■ Set task
List all lines in the material below that contain "Matched".
___ Data to use
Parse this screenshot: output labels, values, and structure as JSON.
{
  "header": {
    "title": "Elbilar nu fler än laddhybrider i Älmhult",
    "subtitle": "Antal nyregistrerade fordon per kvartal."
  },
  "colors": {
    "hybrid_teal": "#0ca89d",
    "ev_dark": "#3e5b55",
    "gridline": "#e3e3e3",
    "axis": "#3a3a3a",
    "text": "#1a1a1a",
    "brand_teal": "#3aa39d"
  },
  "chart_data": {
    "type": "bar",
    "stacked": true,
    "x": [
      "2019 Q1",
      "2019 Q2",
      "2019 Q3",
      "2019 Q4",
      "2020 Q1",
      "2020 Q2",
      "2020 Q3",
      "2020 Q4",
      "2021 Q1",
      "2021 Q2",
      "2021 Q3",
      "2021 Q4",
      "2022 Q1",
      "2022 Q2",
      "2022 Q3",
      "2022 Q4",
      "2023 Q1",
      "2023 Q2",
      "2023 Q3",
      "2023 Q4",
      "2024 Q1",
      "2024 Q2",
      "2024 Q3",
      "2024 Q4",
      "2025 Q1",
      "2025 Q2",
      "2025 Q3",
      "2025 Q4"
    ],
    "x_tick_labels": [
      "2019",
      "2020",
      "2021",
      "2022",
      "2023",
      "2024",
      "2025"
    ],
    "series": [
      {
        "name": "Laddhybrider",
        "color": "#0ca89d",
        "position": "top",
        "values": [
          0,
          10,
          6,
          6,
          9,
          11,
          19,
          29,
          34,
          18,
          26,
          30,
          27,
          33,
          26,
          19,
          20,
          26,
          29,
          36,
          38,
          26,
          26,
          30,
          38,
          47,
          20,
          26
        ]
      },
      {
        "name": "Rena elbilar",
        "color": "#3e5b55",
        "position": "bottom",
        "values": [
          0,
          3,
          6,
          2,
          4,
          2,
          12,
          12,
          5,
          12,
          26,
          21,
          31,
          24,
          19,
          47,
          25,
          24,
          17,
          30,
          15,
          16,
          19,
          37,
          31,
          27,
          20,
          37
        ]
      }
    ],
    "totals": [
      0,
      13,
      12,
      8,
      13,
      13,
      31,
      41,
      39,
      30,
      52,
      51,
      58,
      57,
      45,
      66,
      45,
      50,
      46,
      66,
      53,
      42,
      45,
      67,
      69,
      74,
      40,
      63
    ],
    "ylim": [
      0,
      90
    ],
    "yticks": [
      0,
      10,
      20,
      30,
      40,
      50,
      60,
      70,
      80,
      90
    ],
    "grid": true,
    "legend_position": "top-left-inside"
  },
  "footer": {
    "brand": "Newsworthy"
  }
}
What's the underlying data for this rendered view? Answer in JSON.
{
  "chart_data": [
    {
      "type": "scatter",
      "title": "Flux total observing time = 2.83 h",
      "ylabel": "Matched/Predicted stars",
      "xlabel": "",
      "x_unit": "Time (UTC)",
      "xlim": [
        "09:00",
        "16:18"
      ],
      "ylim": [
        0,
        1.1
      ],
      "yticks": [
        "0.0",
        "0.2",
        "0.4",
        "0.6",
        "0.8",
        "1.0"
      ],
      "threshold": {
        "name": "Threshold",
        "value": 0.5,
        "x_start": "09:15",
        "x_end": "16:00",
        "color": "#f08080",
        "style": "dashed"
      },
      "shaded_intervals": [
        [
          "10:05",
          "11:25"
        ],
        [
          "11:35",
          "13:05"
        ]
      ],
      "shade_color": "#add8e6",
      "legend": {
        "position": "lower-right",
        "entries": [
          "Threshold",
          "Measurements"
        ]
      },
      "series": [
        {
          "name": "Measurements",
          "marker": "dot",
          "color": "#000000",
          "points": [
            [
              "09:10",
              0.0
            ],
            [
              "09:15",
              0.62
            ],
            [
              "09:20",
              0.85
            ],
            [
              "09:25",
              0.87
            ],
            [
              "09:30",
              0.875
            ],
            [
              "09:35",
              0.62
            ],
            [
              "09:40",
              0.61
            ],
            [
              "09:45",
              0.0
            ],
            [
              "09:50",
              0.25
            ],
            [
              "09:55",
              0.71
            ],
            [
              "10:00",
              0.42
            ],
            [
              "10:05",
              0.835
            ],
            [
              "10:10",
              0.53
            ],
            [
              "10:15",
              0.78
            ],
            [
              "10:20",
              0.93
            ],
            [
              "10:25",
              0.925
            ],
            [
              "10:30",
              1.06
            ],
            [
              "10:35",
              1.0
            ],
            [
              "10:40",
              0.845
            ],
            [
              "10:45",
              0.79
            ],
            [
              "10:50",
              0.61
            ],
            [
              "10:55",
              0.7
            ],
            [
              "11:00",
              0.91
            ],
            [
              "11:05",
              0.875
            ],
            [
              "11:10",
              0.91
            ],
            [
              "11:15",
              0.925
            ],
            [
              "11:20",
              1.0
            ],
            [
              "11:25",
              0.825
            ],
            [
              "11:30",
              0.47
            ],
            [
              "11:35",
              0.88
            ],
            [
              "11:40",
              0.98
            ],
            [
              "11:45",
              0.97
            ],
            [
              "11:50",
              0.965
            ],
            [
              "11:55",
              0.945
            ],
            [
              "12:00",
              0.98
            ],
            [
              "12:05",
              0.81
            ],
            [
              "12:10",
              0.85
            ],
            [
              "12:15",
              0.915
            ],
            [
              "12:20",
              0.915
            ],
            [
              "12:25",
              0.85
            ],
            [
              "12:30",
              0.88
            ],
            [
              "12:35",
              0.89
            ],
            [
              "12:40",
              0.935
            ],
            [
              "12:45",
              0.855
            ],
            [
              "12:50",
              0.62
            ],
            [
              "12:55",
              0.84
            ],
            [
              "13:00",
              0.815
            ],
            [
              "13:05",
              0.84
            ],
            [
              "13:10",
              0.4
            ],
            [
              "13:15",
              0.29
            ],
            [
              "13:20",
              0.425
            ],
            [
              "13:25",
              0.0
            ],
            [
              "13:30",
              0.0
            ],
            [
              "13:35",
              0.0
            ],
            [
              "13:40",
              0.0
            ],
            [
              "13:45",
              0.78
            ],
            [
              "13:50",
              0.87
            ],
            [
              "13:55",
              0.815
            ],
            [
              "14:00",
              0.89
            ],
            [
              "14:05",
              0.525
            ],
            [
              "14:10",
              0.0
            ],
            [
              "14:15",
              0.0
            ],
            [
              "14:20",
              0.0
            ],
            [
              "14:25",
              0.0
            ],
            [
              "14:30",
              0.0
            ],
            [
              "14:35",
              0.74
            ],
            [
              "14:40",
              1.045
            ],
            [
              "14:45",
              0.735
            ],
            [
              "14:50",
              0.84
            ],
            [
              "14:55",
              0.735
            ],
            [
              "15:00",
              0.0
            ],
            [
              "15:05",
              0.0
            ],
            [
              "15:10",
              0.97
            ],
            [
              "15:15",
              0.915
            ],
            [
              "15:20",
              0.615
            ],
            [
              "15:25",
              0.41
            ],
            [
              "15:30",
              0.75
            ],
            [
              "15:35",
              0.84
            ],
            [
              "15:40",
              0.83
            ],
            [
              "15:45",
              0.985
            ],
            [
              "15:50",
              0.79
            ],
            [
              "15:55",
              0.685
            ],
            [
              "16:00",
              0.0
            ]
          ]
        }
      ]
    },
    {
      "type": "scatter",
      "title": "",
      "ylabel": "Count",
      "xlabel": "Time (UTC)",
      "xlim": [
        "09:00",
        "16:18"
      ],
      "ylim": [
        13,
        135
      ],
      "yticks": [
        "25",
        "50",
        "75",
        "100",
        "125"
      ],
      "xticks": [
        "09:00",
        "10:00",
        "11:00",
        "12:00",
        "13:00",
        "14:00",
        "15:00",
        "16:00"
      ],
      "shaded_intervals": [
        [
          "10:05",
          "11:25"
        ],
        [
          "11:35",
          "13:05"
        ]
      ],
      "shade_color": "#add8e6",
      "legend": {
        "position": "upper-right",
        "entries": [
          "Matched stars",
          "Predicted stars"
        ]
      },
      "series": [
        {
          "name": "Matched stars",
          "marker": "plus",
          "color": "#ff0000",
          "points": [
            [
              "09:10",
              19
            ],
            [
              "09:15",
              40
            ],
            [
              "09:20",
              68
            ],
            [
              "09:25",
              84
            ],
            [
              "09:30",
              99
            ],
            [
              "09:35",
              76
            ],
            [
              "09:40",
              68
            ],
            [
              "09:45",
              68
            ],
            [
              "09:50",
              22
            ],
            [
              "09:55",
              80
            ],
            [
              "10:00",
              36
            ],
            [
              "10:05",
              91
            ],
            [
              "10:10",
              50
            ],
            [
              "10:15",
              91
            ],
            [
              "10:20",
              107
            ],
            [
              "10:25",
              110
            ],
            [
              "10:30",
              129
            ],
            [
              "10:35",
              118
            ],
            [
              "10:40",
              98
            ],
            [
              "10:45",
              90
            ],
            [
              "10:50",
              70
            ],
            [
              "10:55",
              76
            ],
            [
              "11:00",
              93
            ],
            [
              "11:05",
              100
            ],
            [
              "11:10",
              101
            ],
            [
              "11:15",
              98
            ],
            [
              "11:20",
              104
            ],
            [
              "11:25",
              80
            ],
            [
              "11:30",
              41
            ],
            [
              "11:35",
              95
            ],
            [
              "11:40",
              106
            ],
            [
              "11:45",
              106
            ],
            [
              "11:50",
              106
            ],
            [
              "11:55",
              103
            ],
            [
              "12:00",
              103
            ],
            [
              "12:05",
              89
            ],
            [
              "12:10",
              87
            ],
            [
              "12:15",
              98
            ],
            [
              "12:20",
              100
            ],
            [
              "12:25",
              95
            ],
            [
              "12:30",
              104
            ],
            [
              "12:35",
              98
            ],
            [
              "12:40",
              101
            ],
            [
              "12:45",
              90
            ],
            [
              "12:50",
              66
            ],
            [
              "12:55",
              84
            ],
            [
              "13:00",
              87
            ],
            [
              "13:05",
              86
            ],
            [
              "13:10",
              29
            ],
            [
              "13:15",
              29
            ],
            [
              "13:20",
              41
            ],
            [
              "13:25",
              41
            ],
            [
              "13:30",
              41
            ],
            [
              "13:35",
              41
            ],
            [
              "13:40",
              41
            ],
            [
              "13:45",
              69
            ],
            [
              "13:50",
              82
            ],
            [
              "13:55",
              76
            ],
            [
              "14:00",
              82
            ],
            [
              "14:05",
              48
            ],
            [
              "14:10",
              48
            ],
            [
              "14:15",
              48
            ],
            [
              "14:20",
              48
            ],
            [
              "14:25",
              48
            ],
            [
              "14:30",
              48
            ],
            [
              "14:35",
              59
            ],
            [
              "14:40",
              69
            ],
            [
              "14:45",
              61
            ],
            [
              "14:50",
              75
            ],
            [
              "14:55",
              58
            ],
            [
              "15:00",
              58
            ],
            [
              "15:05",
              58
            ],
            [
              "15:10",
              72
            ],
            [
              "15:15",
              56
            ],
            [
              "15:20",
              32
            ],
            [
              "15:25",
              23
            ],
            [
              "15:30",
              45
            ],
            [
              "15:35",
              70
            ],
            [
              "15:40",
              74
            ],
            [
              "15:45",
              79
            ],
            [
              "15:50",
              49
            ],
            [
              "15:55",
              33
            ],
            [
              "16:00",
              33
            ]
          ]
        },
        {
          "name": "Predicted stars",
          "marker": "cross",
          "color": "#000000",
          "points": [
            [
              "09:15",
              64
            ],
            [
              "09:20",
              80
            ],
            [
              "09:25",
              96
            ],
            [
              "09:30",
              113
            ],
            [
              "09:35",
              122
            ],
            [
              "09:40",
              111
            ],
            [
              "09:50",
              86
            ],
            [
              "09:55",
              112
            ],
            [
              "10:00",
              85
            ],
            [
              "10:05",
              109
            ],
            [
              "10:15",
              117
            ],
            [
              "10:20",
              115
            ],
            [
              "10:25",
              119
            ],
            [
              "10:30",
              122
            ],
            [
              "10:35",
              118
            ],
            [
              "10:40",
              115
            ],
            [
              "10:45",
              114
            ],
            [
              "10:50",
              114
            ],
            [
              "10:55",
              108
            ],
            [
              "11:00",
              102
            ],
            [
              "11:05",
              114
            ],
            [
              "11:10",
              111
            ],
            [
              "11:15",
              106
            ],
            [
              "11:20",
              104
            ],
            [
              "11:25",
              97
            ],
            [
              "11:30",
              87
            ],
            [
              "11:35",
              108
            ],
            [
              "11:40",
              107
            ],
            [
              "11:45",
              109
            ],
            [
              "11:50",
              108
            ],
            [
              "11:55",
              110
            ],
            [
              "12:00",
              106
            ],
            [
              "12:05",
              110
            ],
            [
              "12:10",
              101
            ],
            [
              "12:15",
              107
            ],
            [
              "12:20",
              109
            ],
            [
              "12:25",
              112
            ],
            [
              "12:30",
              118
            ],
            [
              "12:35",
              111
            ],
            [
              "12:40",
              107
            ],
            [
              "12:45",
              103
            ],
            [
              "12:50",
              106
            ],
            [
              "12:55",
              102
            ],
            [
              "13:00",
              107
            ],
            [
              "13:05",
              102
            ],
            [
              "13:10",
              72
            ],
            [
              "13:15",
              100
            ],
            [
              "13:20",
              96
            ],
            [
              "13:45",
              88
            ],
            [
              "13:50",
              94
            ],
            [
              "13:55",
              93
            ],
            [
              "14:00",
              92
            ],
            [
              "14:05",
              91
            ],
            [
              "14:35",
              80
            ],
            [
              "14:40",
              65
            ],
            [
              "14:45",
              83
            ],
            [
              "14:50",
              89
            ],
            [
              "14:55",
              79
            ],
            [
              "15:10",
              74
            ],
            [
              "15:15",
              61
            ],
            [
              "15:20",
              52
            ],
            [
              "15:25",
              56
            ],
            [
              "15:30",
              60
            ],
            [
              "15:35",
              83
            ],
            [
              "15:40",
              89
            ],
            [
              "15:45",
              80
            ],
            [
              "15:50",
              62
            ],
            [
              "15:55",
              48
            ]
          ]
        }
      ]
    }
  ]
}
______
■ Answer to the exercise
      "ylabel": "Matched/Predicted stars",
          "Matched stars",
          "name": "Matched stars",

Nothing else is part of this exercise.